→ **PROMPT**:
Repeat each entry in full, exactly.

Recorded data:
┄┄┄┄┄┄┄┄┄┄

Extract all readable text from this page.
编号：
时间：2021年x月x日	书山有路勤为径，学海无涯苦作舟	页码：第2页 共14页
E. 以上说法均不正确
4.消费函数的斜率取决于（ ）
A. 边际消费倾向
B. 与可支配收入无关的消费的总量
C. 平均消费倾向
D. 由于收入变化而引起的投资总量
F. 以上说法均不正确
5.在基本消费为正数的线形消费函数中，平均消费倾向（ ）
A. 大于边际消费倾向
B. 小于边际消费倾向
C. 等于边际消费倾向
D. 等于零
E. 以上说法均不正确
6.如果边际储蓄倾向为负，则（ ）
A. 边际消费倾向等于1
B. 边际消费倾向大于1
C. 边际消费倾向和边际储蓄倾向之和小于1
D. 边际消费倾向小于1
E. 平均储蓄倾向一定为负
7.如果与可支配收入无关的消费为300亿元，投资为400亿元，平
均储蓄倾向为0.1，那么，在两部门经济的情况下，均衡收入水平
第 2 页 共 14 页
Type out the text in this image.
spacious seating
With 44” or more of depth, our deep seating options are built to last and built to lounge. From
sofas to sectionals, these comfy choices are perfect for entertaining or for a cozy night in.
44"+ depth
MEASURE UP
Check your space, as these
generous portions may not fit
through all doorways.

┄┄┄┄┄┄┄┄┄┄

→ **RESPONSE**:
Extract all readable text from this page.
编号：
时间：2021年x月x日	书山有路勤为径，学海无涯苦作舟	页码：第2页 共14页
E. 以上说法均不正确
4.消费函数的斜率取决于（ ）
A. 边际消费倾向
B. 与可支配收入无关的消费的总量
C. 平均消费倾向
D. 由于收入变化而引起的投资总量
F. 以上说法均不正确
5.在基本消费为正数的线形消费函数中，平均消费倾向（ ）
A. 大于边际消费倾向
B. 小于边际消费倾向
C. 等于边际消费倾向
D. 等于零
E. 以上说法均不正确
6.如果边际储蓄倾向为负，则（ ）
A. 边际消费倾向等于1
B. 边际消费倾向大于1
C. 边际消费倾向和边际储蓄倾向之和小于1
D. 边际消费倾向小于1
E. 平均储蓄倾向一定为负
7.如果与可支配收入无关的消费为300亿元，投资为400亿元，平
均储蓄倾向为0.1，那么，在两部门经济的情况下，均衡收入水平
第 2 页 共 14 页
Type out the text in this image.
spacious seating
With 44” or more of depth, our deep seating options are built to last and built to lounge. From
sofas to sectionals, these comfy choices are perfect for entertaining or for a cozy night in.
44"+ depth
MEASURE UP
Check your space, as these
generous portions may not fit
through all doorways.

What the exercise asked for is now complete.